Rows from a dataset:
━━━━━━

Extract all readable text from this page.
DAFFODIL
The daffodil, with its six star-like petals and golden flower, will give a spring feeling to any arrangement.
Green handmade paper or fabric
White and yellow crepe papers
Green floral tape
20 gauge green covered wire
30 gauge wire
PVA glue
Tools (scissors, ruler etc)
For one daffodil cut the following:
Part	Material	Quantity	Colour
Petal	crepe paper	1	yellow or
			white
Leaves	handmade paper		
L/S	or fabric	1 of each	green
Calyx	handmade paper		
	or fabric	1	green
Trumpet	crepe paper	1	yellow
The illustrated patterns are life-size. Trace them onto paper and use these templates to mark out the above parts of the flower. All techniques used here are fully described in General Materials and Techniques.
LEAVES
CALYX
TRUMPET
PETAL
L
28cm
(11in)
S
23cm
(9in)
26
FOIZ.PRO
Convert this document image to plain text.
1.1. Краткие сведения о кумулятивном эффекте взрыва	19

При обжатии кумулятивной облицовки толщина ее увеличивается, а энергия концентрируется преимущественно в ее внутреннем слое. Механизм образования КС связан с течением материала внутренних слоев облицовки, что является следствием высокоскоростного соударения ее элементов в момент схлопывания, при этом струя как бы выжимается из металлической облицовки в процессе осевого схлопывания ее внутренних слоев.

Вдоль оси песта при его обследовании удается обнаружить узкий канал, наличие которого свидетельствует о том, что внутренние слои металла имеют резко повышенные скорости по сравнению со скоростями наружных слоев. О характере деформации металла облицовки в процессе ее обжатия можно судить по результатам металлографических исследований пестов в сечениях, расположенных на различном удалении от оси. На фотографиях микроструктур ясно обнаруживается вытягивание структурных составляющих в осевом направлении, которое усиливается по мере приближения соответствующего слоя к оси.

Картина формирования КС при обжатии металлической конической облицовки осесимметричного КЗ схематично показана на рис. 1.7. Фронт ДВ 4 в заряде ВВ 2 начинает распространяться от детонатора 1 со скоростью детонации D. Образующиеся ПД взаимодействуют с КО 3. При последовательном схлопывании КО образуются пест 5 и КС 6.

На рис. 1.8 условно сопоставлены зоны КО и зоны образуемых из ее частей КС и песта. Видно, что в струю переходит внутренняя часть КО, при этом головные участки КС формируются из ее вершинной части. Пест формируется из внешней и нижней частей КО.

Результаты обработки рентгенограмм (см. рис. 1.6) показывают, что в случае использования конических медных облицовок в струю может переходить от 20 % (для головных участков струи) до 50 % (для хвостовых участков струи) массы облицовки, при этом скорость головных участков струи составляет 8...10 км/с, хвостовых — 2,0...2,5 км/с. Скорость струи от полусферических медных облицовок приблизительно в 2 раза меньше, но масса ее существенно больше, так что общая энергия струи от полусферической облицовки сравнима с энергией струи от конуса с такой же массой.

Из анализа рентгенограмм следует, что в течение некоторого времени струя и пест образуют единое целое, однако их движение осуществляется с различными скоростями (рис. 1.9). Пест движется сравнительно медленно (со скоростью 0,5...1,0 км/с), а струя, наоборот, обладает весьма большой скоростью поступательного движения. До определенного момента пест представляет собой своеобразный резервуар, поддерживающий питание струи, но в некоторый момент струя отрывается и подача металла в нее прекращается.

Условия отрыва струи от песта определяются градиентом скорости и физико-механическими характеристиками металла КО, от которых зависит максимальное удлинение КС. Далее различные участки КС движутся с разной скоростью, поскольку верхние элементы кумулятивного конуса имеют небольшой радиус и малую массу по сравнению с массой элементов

━━━━━━

## What you have to do
In the entries above, locate every line with the word "wire" and copy it.

## Task solution
20 gauge green covered wire
30 gauge wire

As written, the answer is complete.